▶ _Exercise requirements_
Gather from the material every line that contains the string "during".

▶ _Supplied records_
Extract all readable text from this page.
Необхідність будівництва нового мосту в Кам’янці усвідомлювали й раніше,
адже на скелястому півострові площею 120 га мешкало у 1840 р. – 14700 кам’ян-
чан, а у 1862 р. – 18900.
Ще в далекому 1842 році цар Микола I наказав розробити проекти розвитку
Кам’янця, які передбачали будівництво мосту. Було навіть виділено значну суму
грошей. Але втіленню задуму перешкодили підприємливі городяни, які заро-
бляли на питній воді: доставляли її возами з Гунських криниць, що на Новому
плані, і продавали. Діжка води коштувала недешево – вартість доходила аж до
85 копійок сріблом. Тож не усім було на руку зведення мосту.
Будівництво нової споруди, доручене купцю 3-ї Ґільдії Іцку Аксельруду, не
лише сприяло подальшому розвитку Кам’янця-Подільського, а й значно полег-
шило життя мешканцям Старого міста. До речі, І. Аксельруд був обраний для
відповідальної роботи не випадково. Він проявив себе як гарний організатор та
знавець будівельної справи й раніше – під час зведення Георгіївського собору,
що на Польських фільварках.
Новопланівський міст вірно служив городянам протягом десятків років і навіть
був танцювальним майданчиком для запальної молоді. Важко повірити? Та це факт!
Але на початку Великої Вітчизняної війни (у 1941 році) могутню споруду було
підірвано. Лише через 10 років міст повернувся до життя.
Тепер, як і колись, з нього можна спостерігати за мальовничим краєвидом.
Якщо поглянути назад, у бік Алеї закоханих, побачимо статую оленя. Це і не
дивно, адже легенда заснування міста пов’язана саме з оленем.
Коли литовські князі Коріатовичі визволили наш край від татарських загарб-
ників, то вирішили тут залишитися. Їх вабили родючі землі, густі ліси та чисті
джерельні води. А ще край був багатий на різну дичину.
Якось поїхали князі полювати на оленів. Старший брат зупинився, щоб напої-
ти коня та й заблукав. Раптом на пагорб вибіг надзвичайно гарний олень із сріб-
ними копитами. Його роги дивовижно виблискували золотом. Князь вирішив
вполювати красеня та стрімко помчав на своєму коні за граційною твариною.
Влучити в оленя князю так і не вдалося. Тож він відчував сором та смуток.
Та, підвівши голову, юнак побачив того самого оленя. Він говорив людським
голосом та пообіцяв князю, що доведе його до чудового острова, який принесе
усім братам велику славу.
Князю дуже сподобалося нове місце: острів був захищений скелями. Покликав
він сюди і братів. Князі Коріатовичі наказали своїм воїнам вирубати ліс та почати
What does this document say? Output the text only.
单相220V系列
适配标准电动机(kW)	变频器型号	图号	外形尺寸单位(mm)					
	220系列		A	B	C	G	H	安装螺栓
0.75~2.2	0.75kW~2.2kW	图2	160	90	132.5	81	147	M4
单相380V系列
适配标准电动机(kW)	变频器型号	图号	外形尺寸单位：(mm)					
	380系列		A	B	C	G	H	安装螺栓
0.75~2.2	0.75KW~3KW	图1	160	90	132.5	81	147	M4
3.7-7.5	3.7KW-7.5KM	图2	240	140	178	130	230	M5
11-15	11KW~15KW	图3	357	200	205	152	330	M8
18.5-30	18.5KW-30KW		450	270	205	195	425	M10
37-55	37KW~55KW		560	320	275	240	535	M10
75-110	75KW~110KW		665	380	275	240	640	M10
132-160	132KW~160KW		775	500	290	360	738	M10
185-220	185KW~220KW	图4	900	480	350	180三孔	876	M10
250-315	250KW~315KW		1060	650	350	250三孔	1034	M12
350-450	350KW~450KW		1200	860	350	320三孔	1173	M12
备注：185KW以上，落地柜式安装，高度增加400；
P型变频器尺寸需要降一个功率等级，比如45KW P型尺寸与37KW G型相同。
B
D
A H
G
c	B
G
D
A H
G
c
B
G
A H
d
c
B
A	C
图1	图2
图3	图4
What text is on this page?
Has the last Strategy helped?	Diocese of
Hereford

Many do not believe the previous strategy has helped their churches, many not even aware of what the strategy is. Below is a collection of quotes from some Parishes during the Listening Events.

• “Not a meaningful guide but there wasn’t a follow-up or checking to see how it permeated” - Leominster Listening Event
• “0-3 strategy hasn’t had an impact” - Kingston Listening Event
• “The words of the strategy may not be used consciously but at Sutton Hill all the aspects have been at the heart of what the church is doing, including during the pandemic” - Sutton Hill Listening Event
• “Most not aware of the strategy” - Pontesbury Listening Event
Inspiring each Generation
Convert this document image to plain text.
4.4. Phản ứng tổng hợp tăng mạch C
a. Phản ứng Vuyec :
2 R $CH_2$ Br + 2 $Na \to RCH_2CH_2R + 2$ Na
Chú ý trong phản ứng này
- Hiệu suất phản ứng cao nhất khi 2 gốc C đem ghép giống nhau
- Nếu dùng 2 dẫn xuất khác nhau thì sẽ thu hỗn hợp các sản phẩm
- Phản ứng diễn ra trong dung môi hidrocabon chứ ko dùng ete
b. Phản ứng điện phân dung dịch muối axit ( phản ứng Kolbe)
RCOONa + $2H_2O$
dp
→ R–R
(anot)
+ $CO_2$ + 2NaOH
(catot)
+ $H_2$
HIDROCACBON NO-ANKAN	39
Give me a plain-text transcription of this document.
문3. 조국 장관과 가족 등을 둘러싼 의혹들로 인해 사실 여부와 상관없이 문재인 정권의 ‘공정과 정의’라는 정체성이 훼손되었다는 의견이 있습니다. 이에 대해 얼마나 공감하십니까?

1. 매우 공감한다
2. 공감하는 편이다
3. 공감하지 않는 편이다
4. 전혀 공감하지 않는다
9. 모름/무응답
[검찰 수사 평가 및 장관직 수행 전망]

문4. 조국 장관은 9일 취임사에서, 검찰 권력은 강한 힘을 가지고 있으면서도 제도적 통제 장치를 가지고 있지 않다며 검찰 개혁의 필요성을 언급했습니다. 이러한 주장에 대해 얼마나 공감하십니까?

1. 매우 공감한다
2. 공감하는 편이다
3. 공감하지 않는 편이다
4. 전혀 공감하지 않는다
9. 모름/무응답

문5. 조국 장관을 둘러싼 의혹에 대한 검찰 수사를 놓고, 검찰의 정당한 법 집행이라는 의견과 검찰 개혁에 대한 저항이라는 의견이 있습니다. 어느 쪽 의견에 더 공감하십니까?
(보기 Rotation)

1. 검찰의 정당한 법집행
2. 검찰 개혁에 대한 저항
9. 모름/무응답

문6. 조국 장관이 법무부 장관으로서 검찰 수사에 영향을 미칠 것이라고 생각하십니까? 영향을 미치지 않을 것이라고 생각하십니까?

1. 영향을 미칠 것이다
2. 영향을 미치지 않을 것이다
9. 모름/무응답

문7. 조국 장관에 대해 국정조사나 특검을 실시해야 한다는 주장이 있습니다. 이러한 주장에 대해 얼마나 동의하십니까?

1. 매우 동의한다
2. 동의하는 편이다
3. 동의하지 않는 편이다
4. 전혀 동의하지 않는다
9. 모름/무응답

▶ _Full response_
Many do not believe the previous strategy has helped their churches, many not even aware of what the strategy is. Below is a collection of quotes from some Parishes during the Listening Events.
• “The words of the strategy may not be used consciously but at Sutton Hill all the aspects have been at the heart of what the church is doing, including during the pandemic” - Sutton Hill Listening Event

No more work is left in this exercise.